• AVAILABLE DATA:
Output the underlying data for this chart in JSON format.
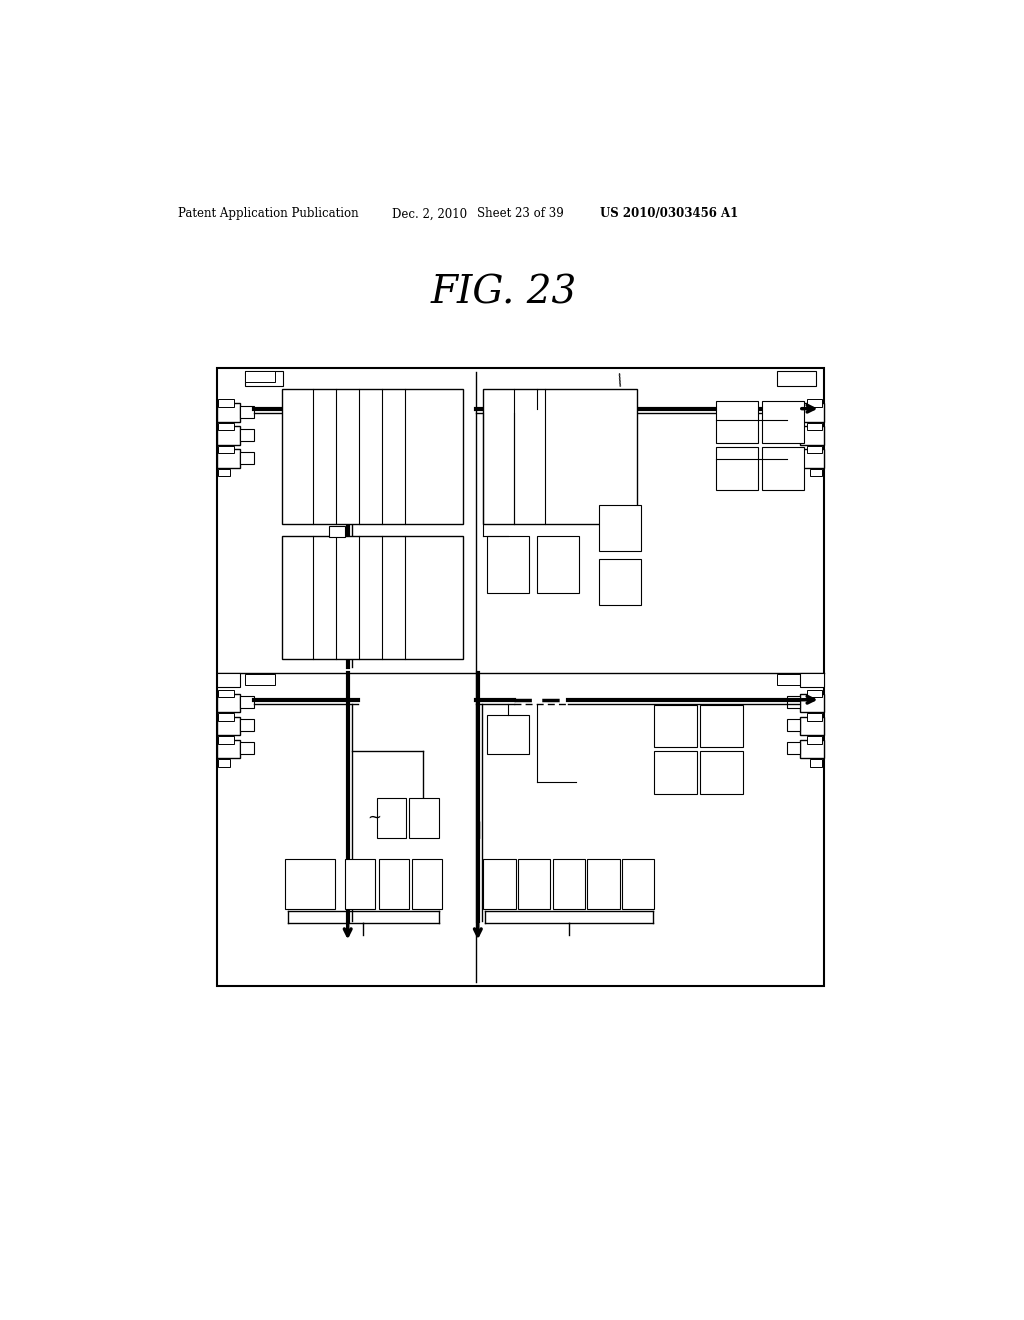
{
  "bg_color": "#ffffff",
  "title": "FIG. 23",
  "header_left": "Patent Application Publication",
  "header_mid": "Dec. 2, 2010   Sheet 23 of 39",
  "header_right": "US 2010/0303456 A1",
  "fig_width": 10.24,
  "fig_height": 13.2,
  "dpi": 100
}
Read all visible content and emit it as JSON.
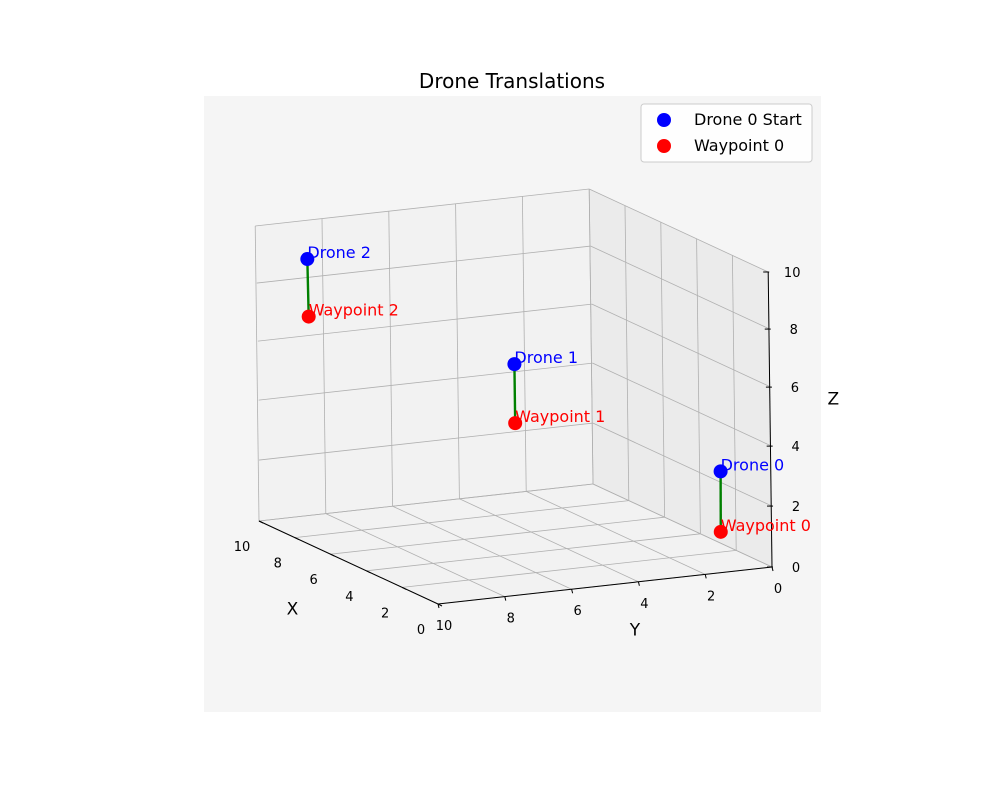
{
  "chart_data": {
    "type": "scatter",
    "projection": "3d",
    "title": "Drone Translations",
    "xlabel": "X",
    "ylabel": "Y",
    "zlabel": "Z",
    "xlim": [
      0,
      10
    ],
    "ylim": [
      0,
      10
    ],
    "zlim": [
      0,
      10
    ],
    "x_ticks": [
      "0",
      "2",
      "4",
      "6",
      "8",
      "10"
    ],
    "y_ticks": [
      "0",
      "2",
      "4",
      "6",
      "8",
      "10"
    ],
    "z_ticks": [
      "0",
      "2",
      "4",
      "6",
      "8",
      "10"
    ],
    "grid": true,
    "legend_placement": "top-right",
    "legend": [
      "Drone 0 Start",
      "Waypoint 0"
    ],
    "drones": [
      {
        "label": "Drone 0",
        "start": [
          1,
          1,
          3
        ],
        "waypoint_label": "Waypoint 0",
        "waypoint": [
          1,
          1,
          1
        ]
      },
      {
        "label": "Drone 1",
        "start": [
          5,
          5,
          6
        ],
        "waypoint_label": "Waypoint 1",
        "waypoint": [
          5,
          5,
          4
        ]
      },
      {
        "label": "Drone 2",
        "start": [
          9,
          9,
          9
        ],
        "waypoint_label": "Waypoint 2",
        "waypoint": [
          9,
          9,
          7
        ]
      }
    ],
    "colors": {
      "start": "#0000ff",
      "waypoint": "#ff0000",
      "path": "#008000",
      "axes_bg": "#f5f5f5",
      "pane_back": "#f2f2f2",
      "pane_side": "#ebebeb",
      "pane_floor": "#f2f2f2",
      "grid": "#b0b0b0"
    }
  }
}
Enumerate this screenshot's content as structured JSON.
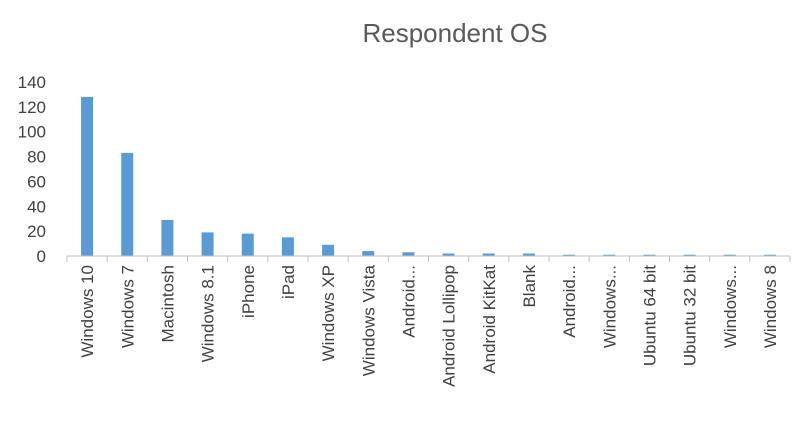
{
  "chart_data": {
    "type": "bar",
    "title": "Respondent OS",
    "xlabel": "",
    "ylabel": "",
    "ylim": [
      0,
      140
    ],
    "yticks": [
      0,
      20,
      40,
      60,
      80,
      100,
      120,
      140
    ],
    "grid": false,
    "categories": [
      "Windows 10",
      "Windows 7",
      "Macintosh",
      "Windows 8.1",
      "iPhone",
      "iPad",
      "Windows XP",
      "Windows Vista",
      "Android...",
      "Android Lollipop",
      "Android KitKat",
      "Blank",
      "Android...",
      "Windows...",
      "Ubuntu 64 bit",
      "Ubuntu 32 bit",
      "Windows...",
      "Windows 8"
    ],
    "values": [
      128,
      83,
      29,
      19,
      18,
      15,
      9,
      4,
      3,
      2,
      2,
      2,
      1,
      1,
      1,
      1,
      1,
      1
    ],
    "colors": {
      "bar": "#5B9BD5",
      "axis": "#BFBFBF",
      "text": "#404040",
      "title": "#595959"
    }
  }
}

--

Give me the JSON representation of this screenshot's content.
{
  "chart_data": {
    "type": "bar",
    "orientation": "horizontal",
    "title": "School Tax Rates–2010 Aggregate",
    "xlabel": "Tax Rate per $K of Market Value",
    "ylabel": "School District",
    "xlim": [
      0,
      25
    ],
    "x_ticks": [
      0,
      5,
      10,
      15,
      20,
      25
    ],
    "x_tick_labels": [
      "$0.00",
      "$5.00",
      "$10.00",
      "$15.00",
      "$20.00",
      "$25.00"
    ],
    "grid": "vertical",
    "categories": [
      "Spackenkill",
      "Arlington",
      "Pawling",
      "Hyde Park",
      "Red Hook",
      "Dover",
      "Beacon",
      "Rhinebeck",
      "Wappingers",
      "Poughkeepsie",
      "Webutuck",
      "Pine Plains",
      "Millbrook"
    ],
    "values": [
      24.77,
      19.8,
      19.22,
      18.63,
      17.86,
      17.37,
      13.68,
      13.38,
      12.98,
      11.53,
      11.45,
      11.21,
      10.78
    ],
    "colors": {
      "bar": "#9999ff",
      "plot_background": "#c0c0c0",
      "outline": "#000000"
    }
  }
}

* * *

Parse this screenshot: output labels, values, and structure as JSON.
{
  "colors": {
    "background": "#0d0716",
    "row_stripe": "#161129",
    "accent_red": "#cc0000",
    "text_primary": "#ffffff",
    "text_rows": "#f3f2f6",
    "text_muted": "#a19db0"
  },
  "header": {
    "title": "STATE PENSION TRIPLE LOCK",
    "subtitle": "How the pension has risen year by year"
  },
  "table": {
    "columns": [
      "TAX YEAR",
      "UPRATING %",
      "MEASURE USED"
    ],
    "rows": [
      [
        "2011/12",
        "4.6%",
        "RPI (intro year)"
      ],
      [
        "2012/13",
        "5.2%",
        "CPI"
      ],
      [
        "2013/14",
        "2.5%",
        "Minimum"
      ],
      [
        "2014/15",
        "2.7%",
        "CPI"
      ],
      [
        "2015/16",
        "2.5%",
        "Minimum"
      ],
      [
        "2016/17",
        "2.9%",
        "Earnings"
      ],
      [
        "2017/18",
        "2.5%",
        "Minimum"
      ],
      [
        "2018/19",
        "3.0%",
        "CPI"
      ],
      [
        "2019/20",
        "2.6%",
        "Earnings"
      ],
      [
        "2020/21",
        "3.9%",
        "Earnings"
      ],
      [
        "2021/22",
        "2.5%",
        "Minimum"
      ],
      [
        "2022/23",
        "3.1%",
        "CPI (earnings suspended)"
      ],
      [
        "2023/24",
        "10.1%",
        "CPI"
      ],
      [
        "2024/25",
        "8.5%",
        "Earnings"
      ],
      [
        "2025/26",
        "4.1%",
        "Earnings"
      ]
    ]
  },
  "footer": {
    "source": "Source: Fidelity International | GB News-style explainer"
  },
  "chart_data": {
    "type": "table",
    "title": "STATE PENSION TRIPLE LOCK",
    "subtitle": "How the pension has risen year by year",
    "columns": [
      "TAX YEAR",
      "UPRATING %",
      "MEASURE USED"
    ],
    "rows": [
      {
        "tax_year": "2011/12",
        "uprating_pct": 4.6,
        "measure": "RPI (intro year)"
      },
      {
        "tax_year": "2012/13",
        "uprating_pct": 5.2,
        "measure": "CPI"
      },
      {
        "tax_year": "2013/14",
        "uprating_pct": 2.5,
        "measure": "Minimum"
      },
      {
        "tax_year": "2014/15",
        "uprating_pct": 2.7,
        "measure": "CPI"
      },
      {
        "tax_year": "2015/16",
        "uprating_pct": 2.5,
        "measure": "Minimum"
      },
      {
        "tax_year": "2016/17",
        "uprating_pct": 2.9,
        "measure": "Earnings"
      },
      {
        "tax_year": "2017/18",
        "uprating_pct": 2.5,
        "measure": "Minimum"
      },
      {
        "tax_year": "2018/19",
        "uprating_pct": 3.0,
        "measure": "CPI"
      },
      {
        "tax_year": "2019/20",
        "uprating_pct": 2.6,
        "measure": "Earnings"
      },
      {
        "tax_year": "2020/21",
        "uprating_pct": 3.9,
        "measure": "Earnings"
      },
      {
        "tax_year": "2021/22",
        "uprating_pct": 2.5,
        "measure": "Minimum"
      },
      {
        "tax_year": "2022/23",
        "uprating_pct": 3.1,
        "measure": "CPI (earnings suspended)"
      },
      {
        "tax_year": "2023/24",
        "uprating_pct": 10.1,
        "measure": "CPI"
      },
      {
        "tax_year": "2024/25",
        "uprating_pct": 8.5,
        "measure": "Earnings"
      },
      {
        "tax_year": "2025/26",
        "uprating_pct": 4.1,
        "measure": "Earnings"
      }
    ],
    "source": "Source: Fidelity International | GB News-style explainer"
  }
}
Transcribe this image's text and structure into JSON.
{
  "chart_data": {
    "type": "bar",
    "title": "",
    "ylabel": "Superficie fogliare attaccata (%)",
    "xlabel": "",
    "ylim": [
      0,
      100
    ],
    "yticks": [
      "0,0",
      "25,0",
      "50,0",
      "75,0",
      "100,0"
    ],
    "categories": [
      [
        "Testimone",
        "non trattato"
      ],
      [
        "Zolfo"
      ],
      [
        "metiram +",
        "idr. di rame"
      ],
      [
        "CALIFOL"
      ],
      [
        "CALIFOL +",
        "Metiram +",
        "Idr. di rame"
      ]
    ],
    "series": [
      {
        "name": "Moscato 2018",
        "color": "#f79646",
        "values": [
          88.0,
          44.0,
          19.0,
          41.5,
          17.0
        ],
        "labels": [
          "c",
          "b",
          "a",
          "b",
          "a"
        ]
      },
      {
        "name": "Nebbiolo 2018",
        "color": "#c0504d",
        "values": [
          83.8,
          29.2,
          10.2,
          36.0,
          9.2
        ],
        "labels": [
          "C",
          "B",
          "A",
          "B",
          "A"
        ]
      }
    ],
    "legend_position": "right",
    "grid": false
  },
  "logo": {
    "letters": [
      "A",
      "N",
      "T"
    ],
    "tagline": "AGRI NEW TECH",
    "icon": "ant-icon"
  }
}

• INSTRUCTIONS TO FOLLOW: From the entries above, copy every line containing the word "School".

• CORRECT RESULT:
    "title": "School Tax Rates–2010 Aggregate",
    "ylabel": "School District",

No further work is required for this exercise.